Goal of the exercise: Convert the stretch of the entries from the first line through the line containing "line-series: [401, 302, 856, 348]" into a numbered list, omitting any blank lines.

Stored data:
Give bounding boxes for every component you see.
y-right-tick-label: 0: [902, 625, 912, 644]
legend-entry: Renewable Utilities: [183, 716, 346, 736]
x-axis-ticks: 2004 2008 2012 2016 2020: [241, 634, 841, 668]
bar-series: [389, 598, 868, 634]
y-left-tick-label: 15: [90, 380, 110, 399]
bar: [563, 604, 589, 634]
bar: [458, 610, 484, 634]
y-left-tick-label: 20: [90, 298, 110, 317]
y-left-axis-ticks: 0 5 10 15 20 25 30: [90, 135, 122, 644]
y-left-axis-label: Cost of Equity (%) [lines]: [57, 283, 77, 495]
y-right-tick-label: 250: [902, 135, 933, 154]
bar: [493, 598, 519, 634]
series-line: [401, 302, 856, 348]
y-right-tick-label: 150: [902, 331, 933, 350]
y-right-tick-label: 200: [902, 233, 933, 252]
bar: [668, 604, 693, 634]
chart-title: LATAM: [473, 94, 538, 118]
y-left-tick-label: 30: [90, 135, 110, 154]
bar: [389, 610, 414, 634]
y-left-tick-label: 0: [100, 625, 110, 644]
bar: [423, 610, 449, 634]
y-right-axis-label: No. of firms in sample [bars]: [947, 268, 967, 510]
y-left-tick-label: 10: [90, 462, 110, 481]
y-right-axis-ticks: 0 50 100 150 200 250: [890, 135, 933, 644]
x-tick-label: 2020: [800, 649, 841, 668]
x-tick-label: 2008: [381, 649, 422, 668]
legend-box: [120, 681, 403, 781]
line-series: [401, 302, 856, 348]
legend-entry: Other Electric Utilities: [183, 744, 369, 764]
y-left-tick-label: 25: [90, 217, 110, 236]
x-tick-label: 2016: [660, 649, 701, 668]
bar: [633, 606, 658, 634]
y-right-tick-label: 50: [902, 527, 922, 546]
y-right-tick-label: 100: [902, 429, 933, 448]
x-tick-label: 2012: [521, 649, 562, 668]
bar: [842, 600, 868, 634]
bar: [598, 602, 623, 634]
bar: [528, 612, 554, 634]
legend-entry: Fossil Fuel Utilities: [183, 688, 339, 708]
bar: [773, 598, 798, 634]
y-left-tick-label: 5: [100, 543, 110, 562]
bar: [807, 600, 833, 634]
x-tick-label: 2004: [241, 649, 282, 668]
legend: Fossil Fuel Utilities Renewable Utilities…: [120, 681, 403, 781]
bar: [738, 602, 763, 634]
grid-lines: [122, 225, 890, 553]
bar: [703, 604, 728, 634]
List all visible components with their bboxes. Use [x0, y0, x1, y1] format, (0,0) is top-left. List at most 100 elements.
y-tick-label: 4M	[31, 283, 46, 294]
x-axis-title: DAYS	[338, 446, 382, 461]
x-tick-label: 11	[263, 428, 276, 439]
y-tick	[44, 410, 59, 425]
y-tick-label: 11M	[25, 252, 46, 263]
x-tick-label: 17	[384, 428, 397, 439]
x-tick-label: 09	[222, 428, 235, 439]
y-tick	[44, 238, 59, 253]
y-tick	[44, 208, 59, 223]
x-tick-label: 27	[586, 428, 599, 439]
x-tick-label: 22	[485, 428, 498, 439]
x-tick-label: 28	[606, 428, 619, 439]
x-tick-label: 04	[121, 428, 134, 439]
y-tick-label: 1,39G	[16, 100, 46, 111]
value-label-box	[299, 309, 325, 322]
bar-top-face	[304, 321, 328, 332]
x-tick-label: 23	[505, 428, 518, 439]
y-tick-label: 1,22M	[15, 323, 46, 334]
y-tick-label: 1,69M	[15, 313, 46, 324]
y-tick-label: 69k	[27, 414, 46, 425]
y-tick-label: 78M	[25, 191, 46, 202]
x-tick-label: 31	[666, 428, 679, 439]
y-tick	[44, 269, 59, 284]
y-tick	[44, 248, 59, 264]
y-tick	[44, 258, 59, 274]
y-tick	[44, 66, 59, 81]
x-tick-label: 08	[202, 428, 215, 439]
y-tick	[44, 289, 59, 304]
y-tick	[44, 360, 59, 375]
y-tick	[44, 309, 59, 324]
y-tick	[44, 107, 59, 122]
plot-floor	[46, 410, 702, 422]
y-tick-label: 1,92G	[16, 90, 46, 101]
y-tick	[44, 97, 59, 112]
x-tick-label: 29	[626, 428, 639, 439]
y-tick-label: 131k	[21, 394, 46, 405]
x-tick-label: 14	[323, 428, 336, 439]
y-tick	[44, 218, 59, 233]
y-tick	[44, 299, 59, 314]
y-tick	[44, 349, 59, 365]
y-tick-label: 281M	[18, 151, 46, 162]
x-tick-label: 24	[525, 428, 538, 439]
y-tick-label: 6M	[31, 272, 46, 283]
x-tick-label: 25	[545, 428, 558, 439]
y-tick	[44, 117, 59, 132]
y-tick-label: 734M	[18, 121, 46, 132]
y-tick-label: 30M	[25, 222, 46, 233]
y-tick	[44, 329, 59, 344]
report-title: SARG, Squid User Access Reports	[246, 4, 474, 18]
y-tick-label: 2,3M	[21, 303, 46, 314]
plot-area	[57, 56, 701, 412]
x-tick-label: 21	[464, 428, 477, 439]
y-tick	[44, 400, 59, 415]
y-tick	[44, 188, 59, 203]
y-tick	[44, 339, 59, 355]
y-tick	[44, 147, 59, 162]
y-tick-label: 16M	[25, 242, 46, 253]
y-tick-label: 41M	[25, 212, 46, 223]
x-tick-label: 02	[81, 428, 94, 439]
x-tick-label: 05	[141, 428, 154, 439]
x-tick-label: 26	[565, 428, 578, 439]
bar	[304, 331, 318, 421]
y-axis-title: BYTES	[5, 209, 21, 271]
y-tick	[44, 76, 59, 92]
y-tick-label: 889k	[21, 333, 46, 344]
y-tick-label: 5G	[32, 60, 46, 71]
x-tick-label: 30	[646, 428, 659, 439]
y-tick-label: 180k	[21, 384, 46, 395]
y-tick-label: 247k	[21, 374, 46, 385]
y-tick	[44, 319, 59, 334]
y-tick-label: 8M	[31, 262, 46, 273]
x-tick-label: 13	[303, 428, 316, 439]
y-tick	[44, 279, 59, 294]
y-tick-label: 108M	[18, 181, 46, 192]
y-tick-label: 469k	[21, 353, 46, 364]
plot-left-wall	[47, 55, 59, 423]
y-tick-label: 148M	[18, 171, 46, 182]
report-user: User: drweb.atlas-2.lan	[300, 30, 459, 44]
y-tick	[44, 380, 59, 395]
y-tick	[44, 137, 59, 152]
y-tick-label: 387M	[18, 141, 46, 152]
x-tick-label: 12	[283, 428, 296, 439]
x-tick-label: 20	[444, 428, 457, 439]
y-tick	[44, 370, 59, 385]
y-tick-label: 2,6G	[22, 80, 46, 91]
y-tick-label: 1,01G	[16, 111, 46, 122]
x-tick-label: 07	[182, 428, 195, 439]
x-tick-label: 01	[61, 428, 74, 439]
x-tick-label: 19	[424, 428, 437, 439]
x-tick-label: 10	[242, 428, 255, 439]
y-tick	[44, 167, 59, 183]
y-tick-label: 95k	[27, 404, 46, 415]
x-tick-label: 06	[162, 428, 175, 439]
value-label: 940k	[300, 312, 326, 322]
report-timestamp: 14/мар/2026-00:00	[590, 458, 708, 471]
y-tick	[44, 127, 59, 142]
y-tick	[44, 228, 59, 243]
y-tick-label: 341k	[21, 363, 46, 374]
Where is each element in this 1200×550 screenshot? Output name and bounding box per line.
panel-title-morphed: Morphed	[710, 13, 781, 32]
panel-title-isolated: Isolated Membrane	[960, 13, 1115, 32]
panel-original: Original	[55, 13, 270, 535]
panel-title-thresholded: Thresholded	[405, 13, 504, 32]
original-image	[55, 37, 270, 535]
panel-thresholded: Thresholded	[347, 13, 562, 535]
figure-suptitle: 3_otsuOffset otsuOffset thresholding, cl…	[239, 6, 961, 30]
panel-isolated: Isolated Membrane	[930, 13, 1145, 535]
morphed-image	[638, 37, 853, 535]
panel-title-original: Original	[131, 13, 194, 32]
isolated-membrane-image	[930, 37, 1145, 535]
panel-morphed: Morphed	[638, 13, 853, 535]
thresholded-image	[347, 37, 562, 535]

Exercise solution:
1. Give bounding boxes for every component you see.
2. y-right-tick-label: 0: [902, 625, 912, 644]
3. legend-entry: Renewable Utilities: [183, 716, 346, 736]
4. x-axis-ticks: 2004 2008 2012 2016 2020: [241, 634, 841, 668]
5. bar-series: [389, 598, 868, 634]
6. y-left-tick-label: 15: [90, 380, 110, 399]
7. bar: [563, 604, 589, 634]
8. bar: [458, 610, 484, 634]
9. y-left-tick-label: 20: [90, 298, 110, 317]
10. y-left-axis-ticks: 0 5 10 15 20 25 30: [90, 135, 122, 644]
11. y-left-axis-label: Cost of Equity (%) [lines]: [57, 283, 77, 495]
12. y-right-tick-label: 250: [902, 135, 933, 154]
13. bar: [493, 598, 519, 634]
14. series-line: [401, 302, 856, 348]
15. y-right-tick-label: 150: [902, 331, 933, 350]
16. y-right-tick-label: 200: [902, 233, 933, 252]
17. bar: [668, 604, 693, 634]
18. chart-title: LATAM: [473, 94, 538, 118]
19. y-left-tick-label: 30: [90, 135, 110, 154]
20. bar: [389, 610, 414, 634]
21. y-left-tick-label: 0: [100, 625, 110, 644]
22. bar: [423, 610, 449, 634]
23. y-right-axis-label: No. of firms in sample [bars]: [947, 268, 967, 510]
24. y-left-tick-label: 10: [90, 462, 110, 481]
25. y-right-axis-ticks: 0 50 100 150 200 250: [890, 135, 933, 644]
26. x-tick-label: 2020: [800, 649, 841, 668]
27. x-tick-label: 2008: [381, 649, 422, 668]
28. legend-box: [120, 681, 403, 781]
29. line-series: [401, 302, 856, 348]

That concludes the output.